GOAL:
Filter out everything except lines holding "homme".

MATERIAL FOR THE TASK:
※ ※ ※

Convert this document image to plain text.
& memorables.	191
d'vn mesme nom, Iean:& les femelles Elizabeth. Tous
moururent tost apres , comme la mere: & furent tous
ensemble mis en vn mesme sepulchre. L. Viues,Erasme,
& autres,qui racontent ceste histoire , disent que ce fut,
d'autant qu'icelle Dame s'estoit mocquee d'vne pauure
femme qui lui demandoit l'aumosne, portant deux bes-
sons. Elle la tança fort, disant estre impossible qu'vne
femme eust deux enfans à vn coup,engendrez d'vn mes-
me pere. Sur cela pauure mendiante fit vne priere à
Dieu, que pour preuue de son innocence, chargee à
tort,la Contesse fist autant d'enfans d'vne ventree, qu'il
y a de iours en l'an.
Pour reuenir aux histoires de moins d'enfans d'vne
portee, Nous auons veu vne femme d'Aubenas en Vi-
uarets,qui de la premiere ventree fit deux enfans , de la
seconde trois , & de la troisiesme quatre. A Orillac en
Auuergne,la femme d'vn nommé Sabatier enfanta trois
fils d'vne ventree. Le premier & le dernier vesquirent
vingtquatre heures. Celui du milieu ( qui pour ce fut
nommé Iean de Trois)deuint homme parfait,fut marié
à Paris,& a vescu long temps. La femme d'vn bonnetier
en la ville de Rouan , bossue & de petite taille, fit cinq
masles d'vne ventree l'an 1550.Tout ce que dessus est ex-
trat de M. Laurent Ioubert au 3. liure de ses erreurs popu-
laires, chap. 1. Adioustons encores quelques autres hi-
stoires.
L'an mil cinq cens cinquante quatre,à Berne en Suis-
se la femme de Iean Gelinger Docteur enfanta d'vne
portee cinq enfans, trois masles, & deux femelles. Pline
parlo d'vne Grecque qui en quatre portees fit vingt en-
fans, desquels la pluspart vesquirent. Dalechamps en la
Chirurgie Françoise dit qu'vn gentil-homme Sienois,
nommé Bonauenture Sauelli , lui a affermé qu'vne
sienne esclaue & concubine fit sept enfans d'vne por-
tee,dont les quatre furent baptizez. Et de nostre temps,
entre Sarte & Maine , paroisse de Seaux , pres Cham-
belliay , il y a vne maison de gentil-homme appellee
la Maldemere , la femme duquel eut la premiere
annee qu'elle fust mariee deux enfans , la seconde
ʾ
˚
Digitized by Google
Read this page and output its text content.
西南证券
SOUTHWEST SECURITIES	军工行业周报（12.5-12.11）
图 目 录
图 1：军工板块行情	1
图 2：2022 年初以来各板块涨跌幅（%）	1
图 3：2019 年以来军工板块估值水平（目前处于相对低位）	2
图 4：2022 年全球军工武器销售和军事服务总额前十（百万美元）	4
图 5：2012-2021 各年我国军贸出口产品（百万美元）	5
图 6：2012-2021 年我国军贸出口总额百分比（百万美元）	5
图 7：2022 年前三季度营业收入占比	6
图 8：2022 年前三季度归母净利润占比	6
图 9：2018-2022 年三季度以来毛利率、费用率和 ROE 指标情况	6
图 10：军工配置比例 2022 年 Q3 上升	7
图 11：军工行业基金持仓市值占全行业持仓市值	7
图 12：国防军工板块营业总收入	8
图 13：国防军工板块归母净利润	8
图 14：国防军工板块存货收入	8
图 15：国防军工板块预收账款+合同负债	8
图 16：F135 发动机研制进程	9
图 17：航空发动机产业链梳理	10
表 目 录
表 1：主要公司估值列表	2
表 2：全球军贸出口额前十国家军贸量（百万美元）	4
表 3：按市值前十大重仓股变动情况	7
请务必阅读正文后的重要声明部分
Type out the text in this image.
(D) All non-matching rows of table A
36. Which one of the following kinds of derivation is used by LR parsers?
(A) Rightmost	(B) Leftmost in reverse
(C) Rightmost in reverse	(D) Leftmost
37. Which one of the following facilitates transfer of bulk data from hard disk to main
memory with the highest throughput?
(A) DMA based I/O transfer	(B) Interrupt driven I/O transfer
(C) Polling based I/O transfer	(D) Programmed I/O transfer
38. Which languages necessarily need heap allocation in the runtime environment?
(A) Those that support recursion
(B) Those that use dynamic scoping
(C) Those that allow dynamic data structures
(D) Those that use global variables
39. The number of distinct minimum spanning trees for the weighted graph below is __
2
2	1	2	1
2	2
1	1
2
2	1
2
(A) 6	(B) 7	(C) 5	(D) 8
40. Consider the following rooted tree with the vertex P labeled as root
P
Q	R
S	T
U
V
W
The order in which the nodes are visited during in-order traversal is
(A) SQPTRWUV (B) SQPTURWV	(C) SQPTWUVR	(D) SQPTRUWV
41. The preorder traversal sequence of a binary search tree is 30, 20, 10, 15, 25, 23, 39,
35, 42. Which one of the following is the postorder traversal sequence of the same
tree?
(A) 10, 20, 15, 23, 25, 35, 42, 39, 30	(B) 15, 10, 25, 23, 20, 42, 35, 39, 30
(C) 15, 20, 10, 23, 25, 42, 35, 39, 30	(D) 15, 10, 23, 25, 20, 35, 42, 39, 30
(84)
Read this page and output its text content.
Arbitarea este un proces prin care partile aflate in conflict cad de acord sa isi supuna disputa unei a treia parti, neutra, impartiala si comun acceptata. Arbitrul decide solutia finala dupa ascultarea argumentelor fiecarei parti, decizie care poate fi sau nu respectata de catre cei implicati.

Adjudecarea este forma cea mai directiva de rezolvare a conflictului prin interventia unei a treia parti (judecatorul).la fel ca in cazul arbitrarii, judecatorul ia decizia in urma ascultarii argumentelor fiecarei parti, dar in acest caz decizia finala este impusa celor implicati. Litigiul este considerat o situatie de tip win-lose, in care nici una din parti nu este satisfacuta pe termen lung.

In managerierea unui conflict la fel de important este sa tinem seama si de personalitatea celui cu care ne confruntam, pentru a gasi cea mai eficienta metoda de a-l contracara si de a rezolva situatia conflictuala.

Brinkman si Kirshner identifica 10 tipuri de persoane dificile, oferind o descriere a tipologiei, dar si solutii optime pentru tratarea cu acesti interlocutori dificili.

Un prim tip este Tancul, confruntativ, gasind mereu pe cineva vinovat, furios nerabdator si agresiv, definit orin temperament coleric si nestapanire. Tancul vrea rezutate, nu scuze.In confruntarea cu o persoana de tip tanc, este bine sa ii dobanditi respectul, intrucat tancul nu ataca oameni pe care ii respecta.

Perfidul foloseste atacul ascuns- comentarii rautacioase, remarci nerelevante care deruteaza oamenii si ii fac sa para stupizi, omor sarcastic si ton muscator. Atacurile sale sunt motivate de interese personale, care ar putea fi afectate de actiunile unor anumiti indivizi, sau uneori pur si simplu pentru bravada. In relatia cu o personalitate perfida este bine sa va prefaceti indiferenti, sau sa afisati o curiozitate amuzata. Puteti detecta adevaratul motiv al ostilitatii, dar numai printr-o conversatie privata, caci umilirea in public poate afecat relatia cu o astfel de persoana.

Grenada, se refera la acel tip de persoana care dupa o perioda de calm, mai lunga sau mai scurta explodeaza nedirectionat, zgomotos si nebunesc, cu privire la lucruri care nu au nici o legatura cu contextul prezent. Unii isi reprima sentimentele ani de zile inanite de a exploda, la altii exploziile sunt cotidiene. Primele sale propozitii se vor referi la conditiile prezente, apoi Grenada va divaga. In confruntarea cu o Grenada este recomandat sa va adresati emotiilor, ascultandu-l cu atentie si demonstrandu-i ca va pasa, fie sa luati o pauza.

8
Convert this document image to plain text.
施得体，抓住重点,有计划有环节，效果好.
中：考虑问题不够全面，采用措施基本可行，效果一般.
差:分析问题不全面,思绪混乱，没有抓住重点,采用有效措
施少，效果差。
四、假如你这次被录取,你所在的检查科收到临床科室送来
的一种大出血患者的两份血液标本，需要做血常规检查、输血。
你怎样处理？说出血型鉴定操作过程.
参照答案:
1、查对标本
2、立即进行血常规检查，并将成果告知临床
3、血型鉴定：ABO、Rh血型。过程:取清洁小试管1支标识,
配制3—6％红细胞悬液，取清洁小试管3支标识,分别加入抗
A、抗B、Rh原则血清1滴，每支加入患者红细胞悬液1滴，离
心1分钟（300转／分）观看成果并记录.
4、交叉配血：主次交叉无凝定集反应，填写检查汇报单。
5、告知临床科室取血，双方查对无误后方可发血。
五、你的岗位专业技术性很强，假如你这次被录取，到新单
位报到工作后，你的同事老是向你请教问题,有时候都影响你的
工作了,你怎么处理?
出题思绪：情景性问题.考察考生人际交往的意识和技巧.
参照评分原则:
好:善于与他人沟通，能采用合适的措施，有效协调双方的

※ ※ ※

EXERCISE RESULT:
nommé Iean de Trois)deuint homme parfait,fut marié
Chirurgie Françoise dit qu'vn gentil-homme Sienois,
belliay , il y a vne maison de gentil-homme appellee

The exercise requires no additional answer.